- Work to complete -
Transcribe the material below exactly as it appears.

- Raw records -
□ □ □ □

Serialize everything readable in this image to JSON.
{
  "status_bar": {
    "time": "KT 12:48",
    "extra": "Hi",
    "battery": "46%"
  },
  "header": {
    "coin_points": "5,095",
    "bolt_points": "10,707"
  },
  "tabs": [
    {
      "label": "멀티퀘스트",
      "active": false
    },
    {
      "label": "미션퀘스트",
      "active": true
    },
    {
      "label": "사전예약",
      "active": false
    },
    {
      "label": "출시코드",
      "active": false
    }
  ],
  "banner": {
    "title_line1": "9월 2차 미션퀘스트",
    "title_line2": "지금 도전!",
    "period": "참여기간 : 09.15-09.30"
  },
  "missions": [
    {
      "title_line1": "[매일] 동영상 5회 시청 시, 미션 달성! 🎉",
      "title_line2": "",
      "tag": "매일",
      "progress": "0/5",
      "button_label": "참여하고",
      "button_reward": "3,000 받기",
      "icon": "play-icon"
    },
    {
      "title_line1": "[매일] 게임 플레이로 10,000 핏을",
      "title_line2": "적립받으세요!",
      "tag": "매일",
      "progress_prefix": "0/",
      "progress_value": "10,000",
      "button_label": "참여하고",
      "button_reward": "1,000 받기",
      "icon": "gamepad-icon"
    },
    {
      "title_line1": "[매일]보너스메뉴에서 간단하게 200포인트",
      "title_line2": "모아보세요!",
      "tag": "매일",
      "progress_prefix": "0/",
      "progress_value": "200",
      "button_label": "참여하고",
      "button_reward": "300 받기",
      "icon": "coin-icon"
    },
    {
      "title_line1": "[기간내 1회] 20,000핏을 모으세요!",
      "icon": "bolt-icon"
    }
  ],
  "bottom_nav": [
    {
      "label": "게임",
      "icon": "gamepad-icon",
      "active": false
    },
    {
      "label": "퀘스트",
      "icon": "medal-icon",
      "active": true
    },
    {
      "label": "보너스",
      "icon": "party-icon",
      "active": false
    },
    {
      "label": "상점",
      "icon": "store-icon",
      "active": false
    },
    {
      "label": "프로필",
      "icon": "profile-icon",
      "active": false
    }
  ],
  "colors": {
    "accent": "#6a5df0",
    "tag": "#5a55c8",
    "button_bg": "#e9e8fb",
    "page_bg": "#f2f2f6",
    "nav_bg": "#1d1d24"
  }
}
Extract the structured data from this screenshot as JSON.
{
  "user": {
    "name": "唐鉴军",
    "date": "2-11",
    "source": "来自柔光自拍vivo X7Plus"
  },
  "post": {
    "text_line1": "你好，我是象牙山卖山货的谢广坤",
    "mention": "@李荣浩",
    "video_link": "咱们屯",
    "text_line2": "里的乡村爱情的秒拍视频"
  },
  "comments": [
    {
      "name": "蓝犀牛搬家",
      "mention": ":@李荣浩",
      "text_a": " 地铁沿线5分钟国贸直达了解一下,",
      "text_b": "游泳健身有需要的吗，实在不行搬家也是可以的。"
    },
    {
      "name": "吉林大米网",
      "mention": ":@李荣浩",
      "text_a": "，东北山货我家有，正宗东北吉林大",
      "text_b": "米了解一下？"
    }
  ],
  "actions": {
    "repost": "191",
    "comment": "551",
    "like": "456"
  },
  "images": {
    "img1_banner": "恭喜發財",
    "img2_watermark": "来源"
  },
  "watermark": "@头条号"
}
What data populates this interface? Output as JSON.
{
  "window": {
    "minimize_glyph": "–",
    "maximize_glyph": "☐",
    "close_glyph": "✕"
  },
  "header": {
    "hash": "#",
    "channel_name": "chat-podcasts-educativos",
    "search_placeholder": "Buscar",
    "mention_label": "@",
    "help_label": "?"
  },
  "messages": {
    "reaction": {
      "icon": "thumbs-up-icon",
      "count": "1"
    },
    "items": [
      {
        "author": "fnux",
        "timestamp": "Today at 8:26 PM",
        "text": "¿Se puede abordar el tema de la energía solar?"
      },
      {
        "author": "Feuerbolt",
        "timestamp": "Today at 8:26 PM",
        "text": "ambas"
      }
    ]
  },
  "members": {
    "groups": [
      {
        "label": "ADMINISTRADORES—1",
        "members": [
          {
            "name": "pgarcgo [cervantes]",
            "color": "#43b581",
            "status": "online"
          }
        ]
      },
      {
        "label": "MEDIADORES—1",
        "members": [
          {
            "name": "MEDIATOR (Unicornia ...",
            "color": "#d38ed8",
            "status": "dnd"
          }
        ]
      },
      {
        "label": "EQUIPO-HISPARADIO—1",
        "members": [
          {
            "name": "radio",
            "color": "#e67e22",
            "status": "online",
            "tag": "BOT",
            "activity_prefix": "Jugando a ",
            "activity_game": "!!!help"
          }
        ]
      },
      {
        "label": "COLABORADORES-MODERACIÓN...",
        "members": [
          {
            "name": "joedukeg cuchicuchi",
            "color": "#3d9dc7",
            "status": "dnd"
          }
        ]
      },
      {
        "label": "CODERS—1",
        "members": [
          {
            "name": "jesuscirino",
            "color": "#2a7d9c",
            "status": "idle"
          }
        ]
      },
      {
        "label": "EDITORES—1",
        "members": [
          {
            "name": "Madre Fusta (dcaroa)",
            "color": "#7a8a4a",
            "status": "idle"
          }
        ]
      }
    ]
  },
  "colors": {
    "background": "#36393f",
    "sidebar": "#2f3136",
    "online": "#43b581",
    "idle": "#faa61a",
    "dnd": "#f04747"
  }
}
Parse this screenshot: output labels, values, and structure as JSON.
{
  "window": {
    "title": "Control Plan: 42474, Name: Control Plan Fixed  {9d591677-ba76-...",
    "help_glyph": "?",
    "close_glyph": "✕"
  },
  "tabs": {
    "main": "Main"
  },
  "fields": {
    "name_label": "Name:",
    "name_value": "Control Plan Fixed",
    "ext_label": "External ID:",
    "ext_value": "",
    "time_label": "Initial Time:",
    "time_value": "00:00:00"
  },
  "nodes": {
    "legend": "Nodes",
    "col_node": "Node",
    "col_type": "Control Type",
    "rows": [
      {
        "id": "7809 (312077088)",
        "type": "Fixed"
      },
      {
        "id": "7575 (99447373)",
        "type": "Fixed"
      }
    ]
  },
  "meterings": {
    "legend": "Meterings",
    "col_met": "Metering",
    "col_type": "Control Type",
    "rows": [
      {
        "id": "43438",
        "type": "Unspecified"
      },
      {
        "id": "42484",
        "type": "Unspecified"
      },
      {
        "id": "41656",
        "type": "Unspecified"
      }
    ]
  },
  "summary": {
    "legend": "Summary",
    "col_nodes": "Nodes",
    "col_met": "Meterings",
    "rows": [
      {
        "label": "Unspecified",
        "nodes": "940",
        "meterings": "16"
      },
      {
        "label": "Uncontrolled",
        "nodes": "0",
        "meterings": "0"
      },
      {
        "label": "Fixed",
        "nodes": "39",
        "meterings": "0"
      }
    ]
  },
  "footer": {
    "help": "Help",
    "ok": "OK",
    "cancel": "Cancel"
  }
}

□ □ □ □

- Answer -
Serialize everything readable in this image to JSON.
{
  "status_bar": {
    "time": "KT 12:48",
    "extra": "Hi",
    "battery": "46%"
  },
  "header": {
    "coin_points": "5,095",
    "bolt_points": "10,707"
  },
  "tabs": [
    {
      "label": "멀티퀘스트",
      "active": false
    },
    {
      "label": "미션퀘스트",
      "active": true
    },
    {
      "label": "사전예약",
      "active": false
    },
    {
      "label": "출시코드",
      "active": false
    }
  ],
  "banner": {
    "title_line1": "9월 2차 미션퀘스트",
    "title_line2": "지금 도전!",
    "period": "참여기간 : 09.15-09.30"
  },
  "missions": [
    {
      "title_line1": "[매일] 동영상 5회 시청 시, 미션 달성! 🎉",
      "title_line2": "",
      "tag": "매일",
      "progress": "0/5",
      "button_label": "참여하고",
      "button_reward": "3,000 받기",
      "icon": "play-icon"
    },
    {
      "title_line1": "[매일] 게임 플레이로 10,000 핏을",
      "title_line2": "적립받으세요!",
      "tag": "매일",
      "progress_prefix": "0/",
      "progress_value": "10,000",
      "button_label": "참여하고",
      "button_reward": "1,000 받기",
      "icon": "gamepad-icon"
    },
    {
      "title_line1": "[매일]보너스메뉴에서 간단하게 200포인트",
      "title_line2": "모아보세요!",
      "tag": "매일",
      "progress_prefix": "0/",
      "progress_value": "200",
      "button_label": "참여하고",
      "button_reward": "300 받기",
      "icon": "coin-icon"
    },
    {
      "title_line1": "[기간내 1회] 20,000핏을 모으세요!",
      "icon": "bolt-icon"
    }
  ],
  "bottom_nav": [
    {
      "label": "게임",
      "icon": "gamepad-icon",
      "active": false
    },
    {
      "label": "퀘스트",
      "icon": "medal-icon",
      "active": true
    },
    {
      "label": "보너스",
      "icon": "party-icon",
      "active": false
    },
    {
      "label": "상점",
      "icon": "store-icon",
      "active": false
    },
    {
      "label": "프로필",
      "icon": "profile-icon",
      "active": false
    }
  ],
  "colors": {
    "accent": "#6a5df0",
    "tag": "#5a55c8",
    "button_bg": "#e9e8fb",
    "page_bg": "#f2f2f6",
    "nav_bg": "#1d1d24"
  }
}
Extract the structured data from this screenshot as JSON.
{
  "user": {
    "name": "唐鉴军",
    "date": "2-11",
    "source": "来自柔光自拍vivo X7Plus"
  },
  "post": {
    "text_line1": "你好，我是象牙山卖山货的谢广坤",
    "mention": "@李荣浩",
    "video_link": "咱们屯",
    "text_line2": "里的乡村爱情的秒拍视频"
  },
  "comments": [
    {
      "name": "蓝犀牛搬家",
      "mention": ":@李荣浩",
      "text_a": " 地铁沿线5分钟国贸直达了解一下,",
      "text_b": "游泳健身有需要的吗，实在不行搬家也是可以的。"
    },
    {
      "name": "吉林大米网",
      "mention": ":@李荣浩",
      "text_a": "，东北山货我家有，正宗东北吉林大",
      "text_b": "米了解一下？"
    }
  ],
  "actions": {
    "repost": "191",
    "comment": "551",
    "like": "456"
  },
  "images": {
    "img1_banner": "恭喜發財",
    "img2_watermark": "来源"
  },
  "watermark": "@头条号"
}
What data populates this interface? Output as JSON.
{
  "window": {
    "minimize_glyph": "–",
    "maximize_glyph": "☐",
    "close_glyph": "✕"
  },
  "header": {
    "hash": "#",
    "channel_name": "chat-podcasts-educativos",
    "search_placeholder": "Buscar",
    "mention_label": "@",
    "help_label": "?"
  },
  "messages": {
    "reaction": {
      "icon": "thumbs-up-icon",
      "count": "1"
    },
    "items": [
      {
        "author": "fnux",
        "timestamp": "Today at 8:26 PM",
        "text": "¿Se puede abordar el tema de la energía solar?"
      },
      {
        "author": "Feuerbolt",
        "timestamp": "Today at 8:26 PM",
        "text": "ambas"
      }
    ]
  },
  "members": {
    "groups": [
      {
        "label": "ADMINISTRADORES—1",
        "members": [
          {
            "name": "pgarcgo [cervantes]",
            "color": "#43b581",
            "status": "online"
          }
        ]
      },
      {
        "label": "MEDIADORES—1",
        "members": [
          {
            "name": "MEDIATOR (Unicornia ...",
            "color": "#d38ed8",
            "status": "dnd"
          }
        ]
      },
      {
        "label": "EQUIPO-HISPARADIO—1",
        "members": [
          {
            "name": "radio",
            "color": "#e67e22",
            "status": "online",
            "tag": "BOT",
            "activity_prefix": "Jugando a ",
            "activity_game": "!!!help"
          }
        ]
      },
      {
        "label": "COLABORADORES-MODERACIÓN...",
        "members": [
          {
            "name": "joedukeg cuchicuchi",
            "color": "#3d9dc7",
            "status": "dnd"
          }
        ]
      },
      {
        "label": "CODERS—1",
        "members": [
          {
            "name": "jesuscirino",
            "color": "#2a7d9c",
            "status": "idle"
          }
        ]
      },
      {
        "label": "EDITORES—1",
        "members": [
          {
            "name": "Madre Fusta (dcaroa)",
            "color": "#7a8a4a",
            "status": "idle"
          }
        ]
      }
    ]
  },
  "colors": {
    "background": "#36393f",
    "sidebar": "#2f3136",
    "online": "#43b581",
    "idle": "#faa61a",
    "dnd": "#f04747"
  }
}
Parse this screenshot: output labels, values, and structure as JSON.
{
  "window": {
    "title": "Control Plan: 42474, Name: Control Plan Fixed  {9d591677-ba76-...",
    "help_glyph": "?",
    "close_glyph": "✕"
  },
  "tabs": {
    "main": "Main"
  },
  "fields": {
    "name_label": "Name:",
    "name_value": "Control Plan Fixed",
    "ext_label": "External ID:",
    "ext_value": "",
    "time_label": "Initial Time:",
    "time_value": "00:00:00"
  },
  "nodes": {
    "legend": "Nodes",
    "col_node": "Node",
    "col_type": "Control Type",
    "rows": [
      {
        "id": "7809 (312077088)",
        "type": "Fixed"
      },
      {
        "id": "7575 (99447373)",
        "type": "Fixed"
      }
    ]
  },
  "meterings": {
    "legend": "Meterings",
    "col_met": "Metering",
    "col_type": "Control Type",
    "rows": [
      {
        "id": "43438",
        "type": "Unspecified"
      },
      {
        "id": "42484",
        "type": "Unspecified"
      },
      {
        "id": "41656",
        "type": "Unspecified"
      }
    ]
  },
  "summary": {
    "legend": "Summary",
    "col_nodes": "Nodes",
    "col_met": "Meterings",
    "rows": [
      {
        "label": "Unspecified",
        "nodes": "940",
        "meterings": "16"
      },
      {
        "label": "Uncontrolled",
        "nodes": "0",
        "meterings": "0"
      },
      {
        "label": "Fixed",
        "nodes": "39",
        "meterings": "0"
      }
    ]
  },
  "footer": {
    "help": "Help",
    "ok": "OK",
    "cancel": "Cancel"
  }
}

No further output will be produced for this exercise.